With the pictures left out, copy the listing below exactly.

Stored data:
_ _ _ _ _ _ _

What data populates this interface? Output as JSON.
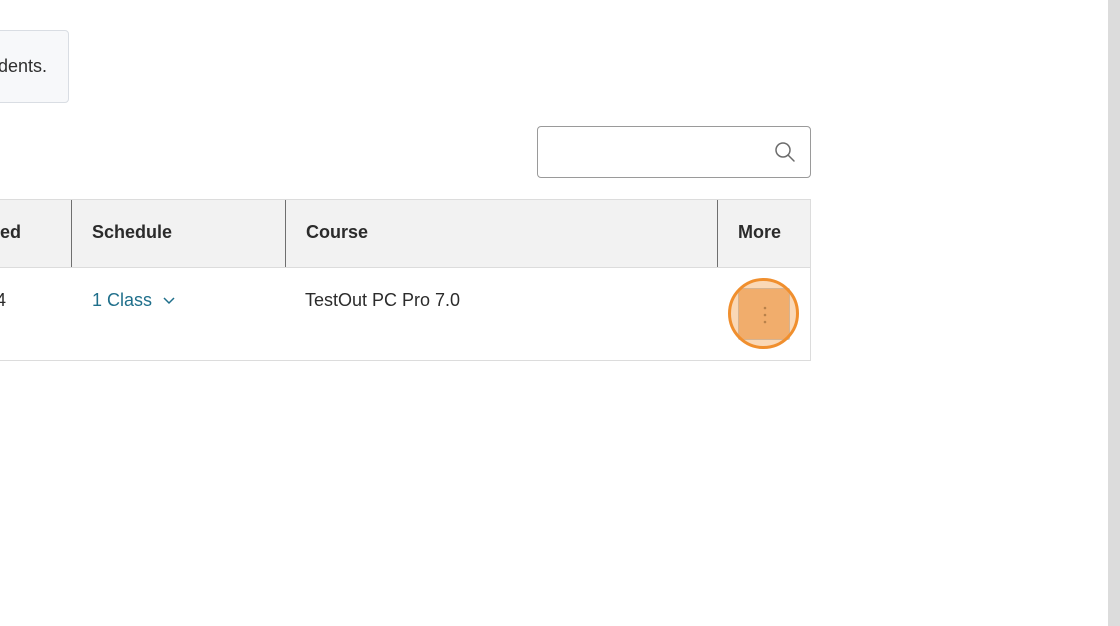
{
  "notice": {
    "text": "dents."
  },
  "search": {
    "placeholder": "",
    "value": "",
    "icon": "search-icon"
  },
  "table": {
    "columns": [
      {
        "label": "ed"
      },
      {
        "label": "Schedule"
      },
      {
        "label": "Course"
      },
      {
        "label": "More"
      }
    ],
    "rows": [
      {
        "col0": "4",
        "schedule": "1 Class",
        "course": "TestOut PC Pro 7.0",
        "more_icon": "vertical-ellipsis-icon"
      }
    ]
  },
  "colors": {
    "link": "#1f6f8b",
    "highlight": "#f08f2e",
    "header_bg": "#f2f2f2"
  }
}
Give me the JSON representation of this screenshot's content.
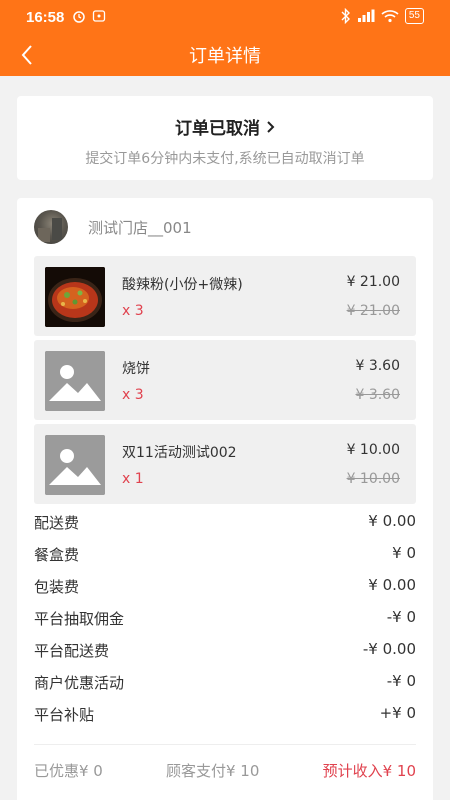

_ _ _ _ _ _ _

_Solution for this task_:
What data populates this interface? Output as JSON.
{
  "notice": {
    "text": "dents."
  },
  "search": {
    "placeholder": "",
    "value": "",
    "icon": "search-icon"
  },
  "table": {
    "columns": [
      {
        "label": "ed"
      },
      {
        "label": "Schedule"
      },
      {
        "label": "Course"
      },
      {
        "label": "More"
      }
    ],
    "rows": [
      {
        "col0": "4",
        "schedule": "1 Class",
        "course": "TestOut PC Pro 7.0",
        "more_icon": "vertical-ellipsis-icon"
      }
    ]
  },
  "colors": {
    "link": "#1f6f8b",
    "highlight": "#f08f2e",
    "header_bg": "#f2f2f2"
  }
}
Give me the JSON representation of this screenshot's content.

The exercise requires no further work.